--- START ---

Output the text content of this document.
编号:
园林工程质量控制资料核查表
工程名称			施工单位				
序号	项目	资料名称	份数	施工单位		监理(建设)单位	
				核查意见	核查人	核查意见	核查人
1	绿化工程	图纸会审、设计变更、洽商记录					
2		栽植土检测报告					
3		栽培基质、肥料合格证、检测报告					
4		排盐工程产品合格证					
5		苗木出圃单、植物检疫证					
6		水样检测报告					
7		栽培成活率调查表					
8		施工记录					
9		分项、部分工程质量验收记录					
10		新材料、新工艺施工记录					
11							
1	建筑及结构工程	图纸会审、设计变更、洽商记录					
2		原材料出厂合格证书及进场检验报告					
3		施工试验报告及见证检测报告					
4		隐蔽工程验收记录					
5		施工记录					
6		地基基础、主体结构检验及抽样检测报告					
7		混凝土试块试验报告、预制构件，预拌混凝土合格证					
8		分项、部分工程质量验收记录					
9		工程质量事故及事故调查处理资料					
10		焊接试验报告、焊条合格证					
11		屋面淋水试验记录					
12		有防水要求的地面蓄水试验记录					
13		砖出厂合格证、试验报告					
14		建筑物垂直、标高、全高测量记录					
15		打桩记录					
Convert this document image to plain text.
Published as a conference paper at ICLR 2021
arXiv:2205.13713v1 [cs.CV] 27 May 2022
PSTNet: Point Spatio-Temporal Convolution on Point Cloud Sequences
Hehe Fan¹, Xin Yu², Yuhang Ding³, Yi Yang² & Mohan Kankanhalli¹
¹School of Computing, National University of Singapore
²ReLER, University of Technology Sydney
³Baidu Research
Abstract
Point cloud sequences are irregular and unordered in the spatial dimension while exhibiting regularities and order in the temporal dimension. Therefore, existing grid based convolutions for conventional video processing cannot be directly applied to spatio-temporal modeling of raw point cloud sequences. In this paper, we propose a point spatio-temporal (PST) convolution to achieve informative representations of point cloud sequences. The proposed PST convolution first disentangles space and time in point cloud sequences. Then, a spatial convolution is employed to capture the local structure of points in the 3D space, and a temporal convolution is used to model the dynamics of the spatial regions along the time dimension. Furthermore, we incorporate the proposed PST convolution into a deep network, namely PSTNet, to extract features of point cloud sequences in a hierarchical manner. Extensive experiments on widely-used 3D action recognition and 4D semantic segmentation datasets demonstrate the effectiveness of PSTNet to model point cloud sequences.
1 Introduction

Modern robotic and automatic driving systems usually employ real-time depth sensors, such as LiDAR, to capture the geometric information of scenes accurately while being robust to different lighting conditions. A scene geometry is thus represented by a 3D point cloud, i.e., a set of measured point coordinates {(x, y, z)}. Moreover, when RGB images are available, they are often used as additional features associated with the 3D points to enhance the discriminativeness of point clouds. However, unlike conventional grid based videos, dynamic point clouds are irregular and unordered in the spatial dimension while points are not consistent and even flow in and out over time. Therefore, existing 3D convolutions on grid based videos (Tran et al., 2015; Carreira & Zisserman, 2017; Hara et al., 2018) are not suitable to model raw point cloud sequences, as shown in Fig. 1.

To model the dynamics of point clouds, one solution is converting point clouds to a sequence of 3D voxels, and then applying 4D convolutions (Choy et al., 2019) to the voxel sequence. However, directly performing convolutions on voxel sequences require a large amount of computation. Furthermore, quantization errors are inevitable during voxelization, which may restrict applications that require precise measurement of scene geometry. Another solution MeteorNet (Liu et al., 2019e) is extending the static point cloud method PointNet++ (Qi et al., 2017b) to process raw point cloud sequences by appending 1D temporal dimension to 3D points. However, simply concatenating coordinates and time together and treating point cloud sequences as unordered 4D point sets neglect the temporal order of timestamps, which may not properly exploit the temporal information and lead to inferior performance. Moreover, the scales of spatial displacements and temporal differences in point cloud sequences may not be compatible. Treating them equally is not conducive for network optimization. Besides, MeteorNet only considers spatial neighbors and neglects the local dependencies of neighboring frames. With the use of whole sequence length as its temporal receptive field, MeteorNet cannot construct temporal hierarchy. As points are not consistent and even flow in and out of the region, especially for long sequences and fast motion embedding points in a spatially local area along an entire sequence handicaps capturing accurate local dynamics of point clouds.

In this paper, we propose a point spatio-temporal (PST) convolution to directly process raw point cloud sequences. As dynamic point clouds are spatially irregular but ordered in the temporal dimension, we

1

--- END ---
--- START ---

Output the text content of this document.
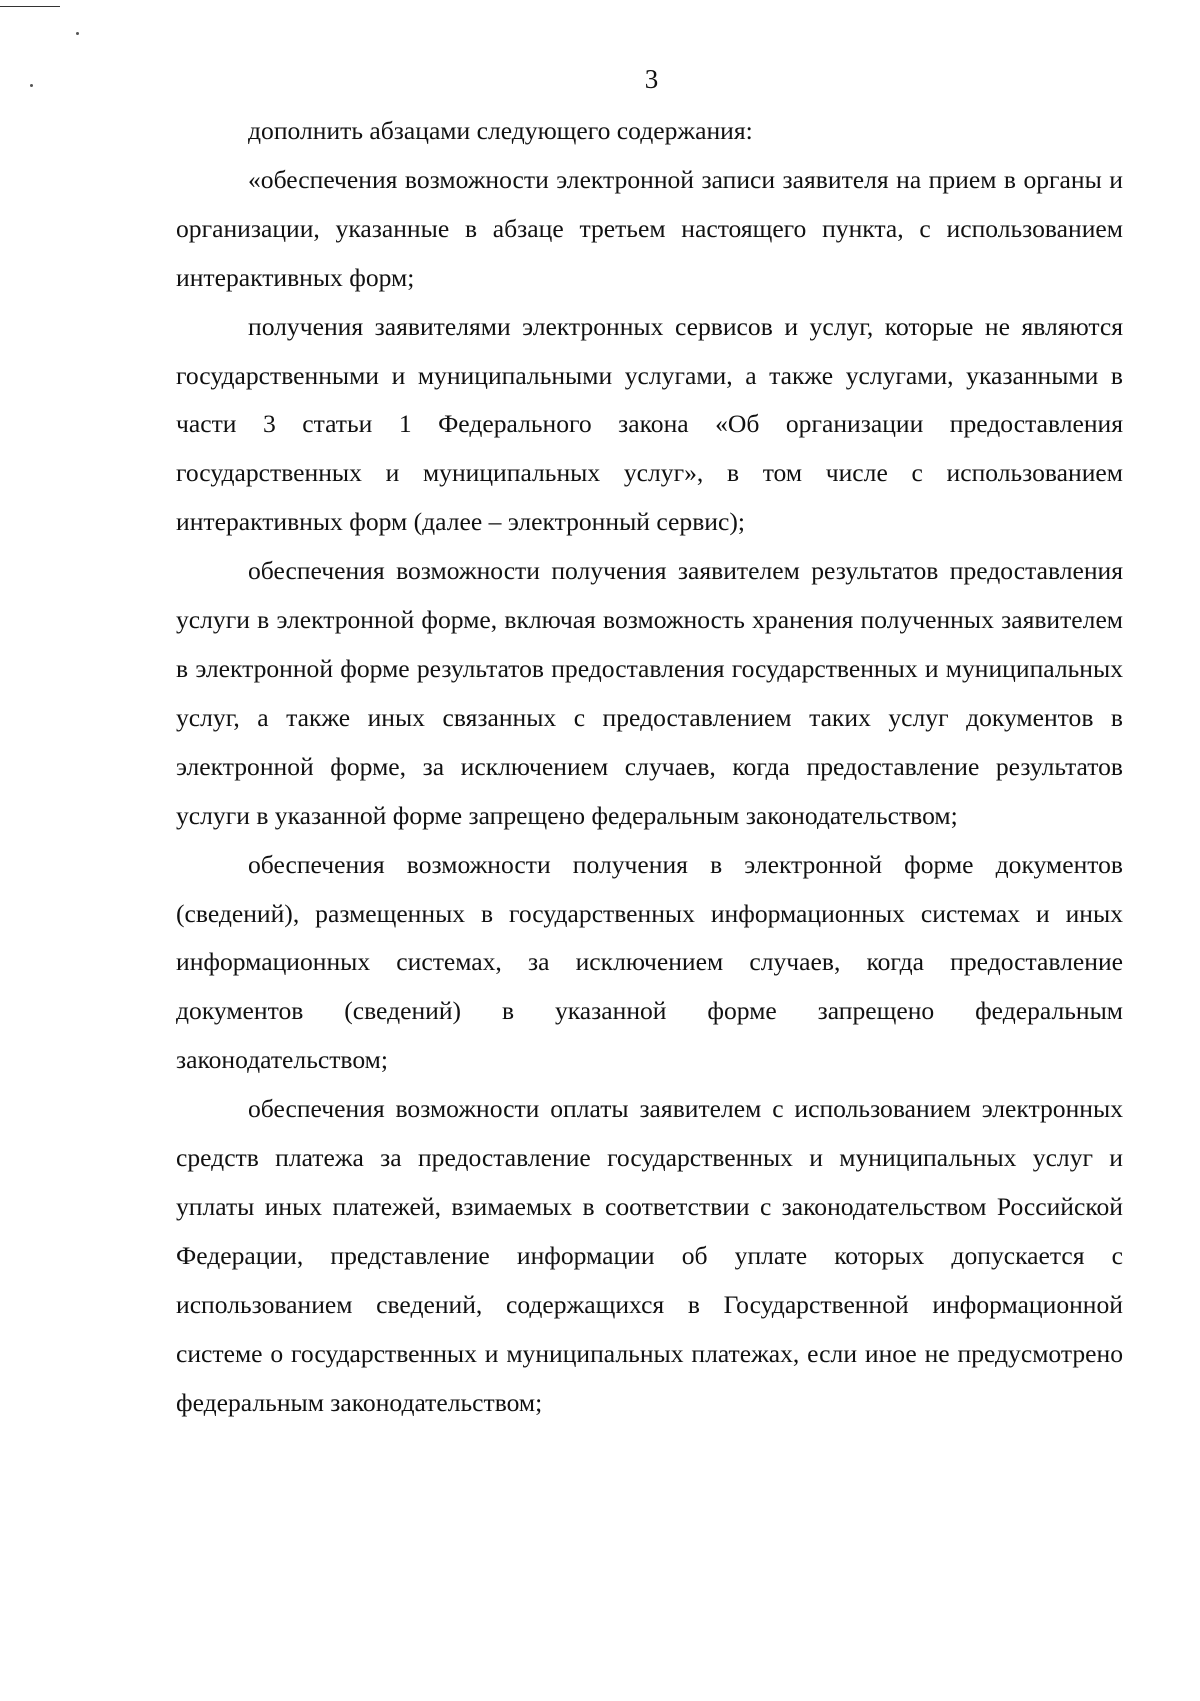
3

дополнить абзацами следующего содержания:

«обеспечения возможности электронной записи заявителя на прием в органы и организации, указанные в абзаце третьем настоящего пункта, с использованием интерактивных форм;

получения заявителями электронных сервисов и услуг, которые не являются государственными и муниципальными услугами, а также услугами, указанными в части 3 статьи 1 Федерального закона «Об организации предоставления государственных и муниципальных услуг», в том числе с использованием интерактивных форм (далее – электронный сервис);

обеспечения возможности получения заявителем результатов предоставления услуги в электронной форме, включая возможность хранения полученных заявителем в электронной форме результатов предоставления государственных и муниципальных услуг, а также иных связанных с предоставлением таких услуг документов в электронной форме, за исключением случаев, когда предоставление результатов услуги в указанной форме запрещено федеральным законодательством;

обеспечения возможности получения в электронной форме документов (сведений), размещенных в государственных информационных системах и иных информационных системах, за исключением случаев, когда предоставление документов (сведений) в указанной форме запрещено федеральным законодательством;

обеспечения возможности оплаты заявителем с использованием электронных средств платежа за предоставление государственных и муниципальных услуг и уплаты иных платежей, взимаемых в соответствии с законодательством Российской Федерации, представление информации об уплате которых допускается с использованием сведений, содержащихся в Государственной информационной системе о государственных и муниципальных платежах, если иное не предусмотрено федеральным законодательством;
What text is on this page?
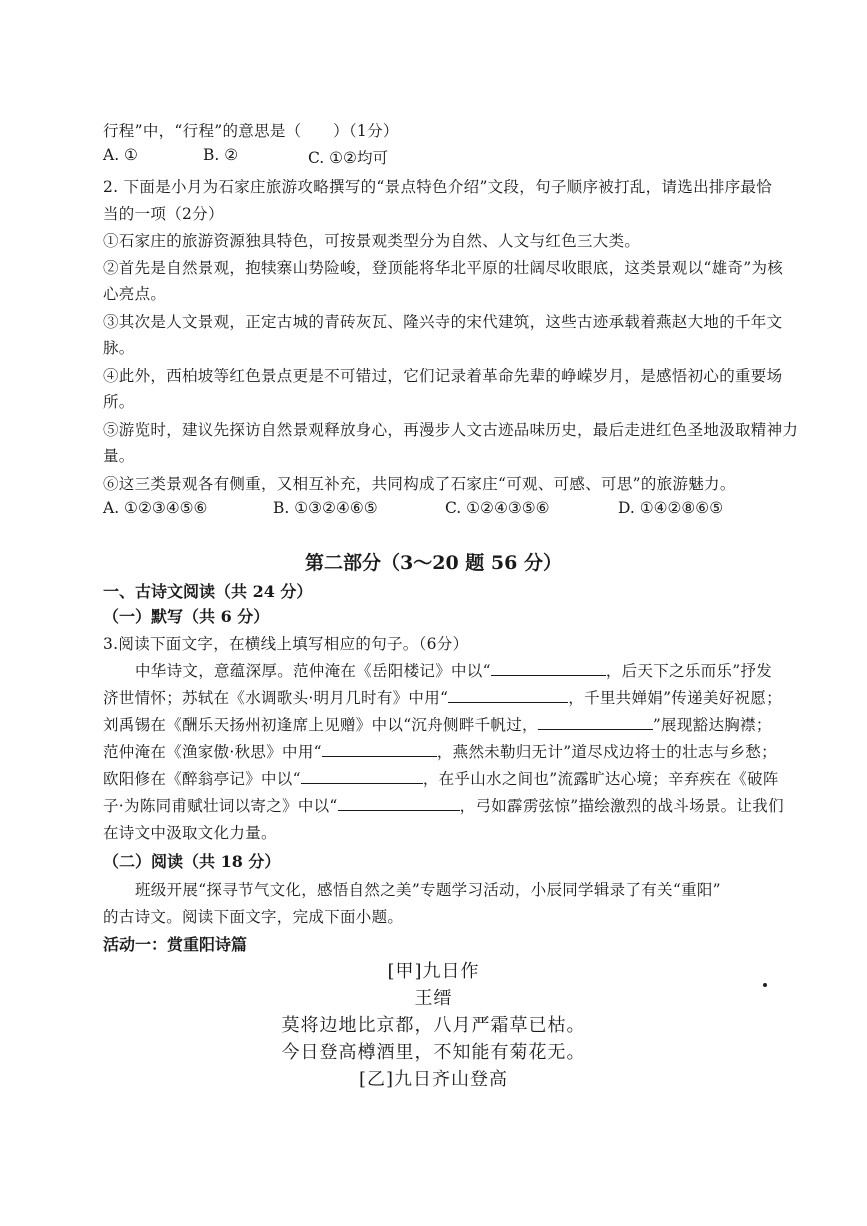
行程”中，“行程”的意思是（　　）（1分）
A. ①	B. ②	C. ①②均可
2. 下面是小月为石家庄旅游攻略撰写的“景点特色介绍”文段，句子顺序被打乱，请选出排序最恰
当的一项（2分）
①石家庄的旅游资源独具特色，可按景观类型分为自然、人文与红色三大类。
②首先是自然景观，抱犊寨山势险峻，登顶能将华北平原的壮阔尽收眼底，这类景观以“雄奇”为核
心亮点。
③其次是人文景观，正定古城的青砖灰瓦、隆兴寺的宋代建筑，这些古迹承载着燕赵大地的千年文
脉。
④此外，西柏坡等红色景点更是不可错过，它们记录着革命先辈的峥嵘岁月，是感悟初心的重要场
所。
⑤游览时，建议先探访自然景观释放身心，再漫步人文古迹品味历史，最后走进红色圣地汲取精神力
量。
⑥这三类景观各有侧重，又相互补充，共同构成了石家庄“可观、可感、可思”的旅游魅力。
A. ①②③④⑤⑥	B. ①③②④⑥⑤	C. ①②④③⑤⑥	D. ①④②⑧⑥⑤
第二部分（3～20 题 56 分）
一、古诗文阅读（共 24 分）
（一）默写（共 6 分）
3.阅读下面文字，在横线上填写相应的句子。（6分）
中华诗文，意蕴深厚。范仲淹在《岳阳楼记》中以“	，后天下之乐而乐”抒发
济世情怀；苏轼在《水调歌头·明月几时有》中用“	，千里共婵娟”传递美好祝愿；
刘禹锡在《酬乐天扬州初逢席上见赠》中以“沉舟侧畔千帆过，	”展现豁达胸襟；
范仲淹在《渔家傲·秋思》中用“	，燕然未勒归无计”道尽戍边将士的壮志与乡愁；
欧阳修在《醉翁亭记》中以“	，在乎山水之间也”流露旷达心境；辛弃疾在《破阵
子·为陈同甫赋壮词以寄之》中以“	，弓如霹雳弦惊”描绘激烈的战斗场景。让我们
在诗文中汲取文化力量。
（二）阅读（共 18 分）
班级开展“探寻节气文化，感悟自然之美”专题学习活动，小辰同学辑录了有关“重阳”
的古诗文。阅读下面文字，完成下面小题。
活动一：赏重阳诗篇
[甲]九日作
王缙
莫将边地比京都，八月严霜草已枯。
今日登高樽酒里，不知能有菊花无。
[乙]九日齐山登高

--- END ---
--- START ---

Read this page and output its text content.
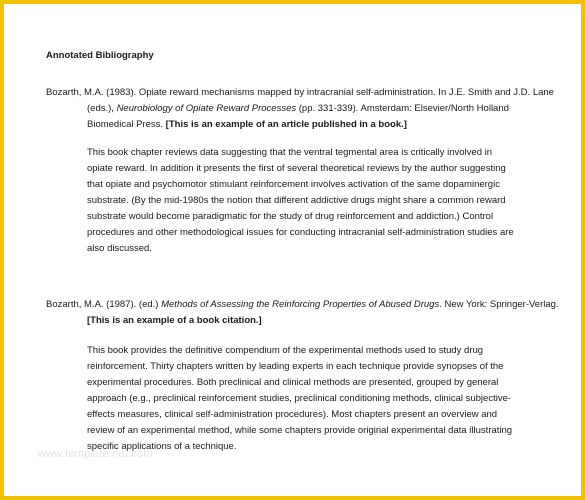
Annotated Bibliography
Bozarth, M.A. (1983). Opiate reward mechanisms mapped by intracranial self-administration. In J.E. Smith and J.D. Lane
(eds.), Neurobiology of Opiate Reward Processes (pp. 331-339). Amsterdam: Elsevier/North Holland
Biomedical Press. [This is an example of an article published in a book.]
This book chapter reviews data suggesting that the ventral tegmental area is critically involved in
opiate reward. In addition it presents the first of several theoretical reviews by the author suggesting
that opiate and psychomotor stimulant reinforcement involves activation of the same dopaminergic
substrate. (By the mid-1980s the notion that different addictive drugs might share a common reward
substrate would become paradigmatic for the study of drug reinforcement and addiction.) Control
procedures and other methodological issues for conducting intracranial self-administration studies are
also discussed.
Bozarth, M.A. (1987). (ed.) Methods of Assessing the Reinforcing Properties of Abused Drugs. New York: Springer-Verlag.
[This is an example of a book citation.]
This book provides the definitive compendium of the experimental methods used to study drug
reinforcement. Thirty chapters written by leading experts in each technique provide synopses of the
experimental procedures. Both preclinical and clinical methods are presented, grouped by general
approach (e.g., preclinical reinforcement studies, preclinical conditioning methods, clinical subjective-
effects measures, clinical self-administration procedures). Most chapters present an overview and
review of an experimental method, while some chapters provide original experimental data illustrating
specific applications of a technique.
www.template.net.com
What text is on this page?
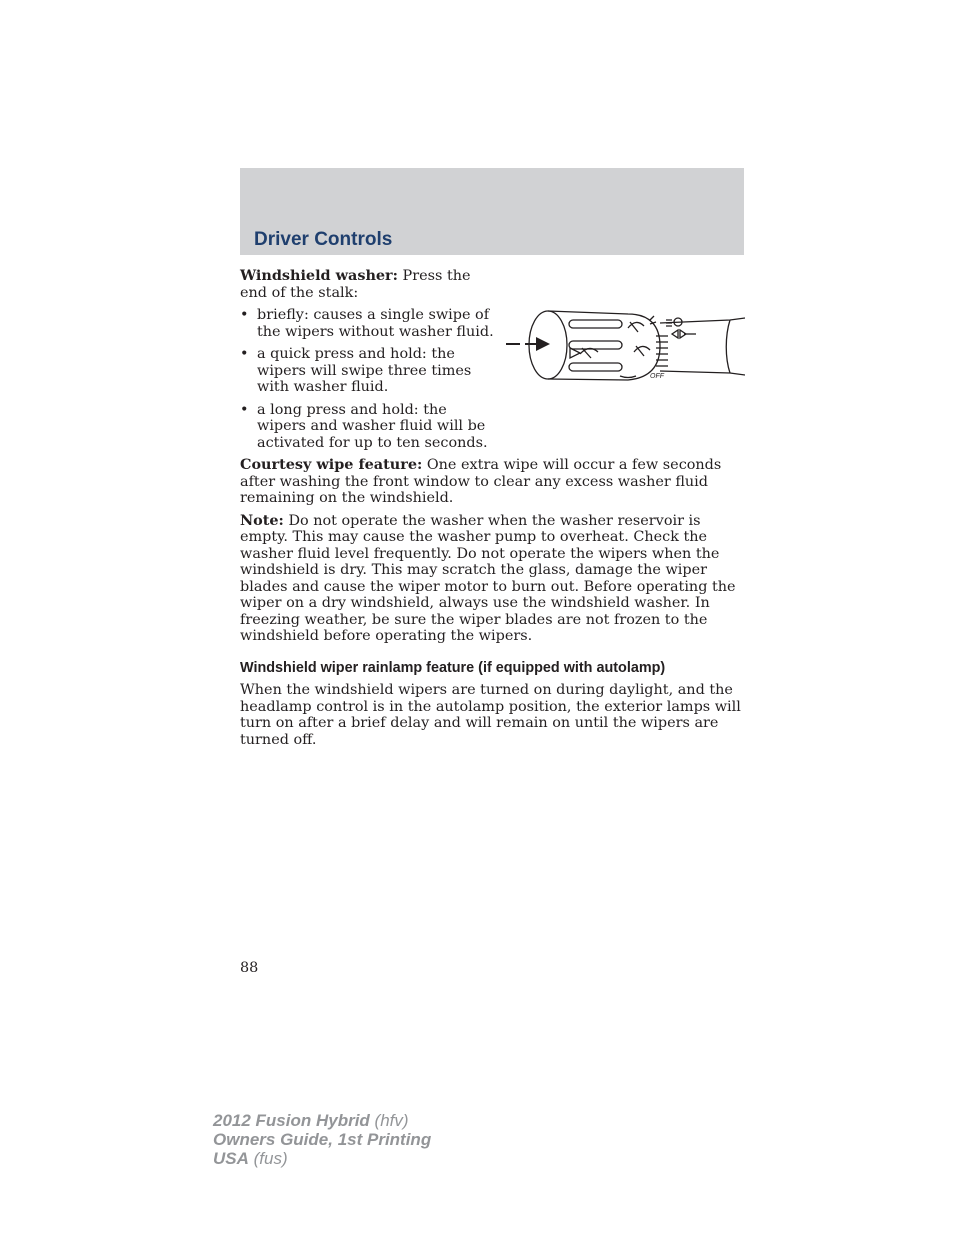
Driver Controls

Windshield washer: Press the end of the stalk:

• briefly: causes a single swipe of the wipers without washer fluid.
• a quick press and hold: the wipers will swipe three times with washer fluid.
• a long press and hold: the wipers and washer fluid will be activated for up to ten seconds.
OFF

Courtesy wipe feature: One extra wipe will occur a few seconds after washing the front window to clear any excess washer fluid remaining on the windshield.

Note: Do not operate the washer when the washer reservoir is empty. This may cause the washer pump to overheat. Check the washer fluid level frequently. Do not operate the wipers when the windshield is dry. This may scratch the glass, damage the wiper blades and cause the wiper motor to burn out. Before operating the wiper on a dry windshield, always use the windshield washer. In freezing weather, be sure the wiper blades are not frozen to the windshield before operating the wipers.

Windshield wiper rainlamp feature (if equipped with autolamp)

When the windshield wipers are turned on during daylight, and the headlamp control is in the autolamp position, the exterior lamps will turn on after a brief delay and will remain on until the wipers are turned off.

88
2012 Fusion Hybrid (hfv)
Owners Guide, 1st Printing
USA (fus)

--- END ---

What is needed:
Say how many lines in this material hold "substrate", and say nothing else.

Reply:
2